**GIVEN TASK**: Extract the text of every entry below exactly; leave images out.

**DATA SECTION**:
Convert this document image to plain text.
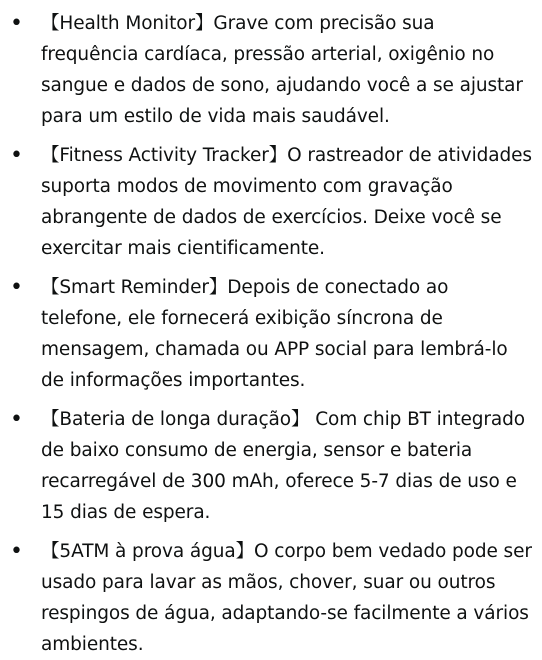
• 【Health Monitor】Grave com precisão sua frequência cardíaca, pressão arterial, oxigênio no sangue e dados de sono, ajudando você a se ajustar para um estilo de vida mais saudável.
• 【Fitness Activity Tracker】O rastreador de atividades suporta modos de movimento com gravação abrangente de dados de exercícios. Deixe você se exercitar mais cientificamente.
• 【Smart Reminder】Depois de conectado ao telefone, ele fornecerá exibição síncrona de mensagem, chamada ou APP social para lembrá-lo de informações importantes.
• 【Bateria de longa duração】 Com chip BT integrado de baixo consumo de energia, sensor e bateria recarregável de 300 mAh, oferece 5-7 dias de uso e 15 dias de espera.
• 【5ATM à prova água】O corpo bem vedado pode ser usado para lavar as mãos, chover, suar ou outros respingos de água, adaptando-se facilmente a vários ambientes.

**REPLY TO THE EXERCISE**:
Convert this document image to plain text.
• 【Health Monitor】Grave com precisão sua frequência cardíaca, pressão arterial, oxigênio no sangue e dados de sono, ajudando você a se ajustar para um estilo de vida mais saudável.
• 【Fitness Activity Tracker】O rastreador de atividades suporta modos de movimento com gravação abrangente de dados de exercícios. Deixe você se exercitar mais cientificamente.
• 【Smart Reminder】Depois de conectado ao telefone, ele fornecerá exibição síncrona de mensagem, chamada ou APP social para lembrá-lo de informações importantes.
• 【Bateria de longa duração】 Com chip BT integrado de baixo consumo de energia, sensor e bateria recarregável de 300 mAh, oferece 5-7 dias de uso e 15 dias de espera.
• 【5ATM à prova água】O corpo bem vedado pode ser usado para lavar as mãos, chover, suar ou outros respingos de água, adaptando-se facilmente a vários ambientes.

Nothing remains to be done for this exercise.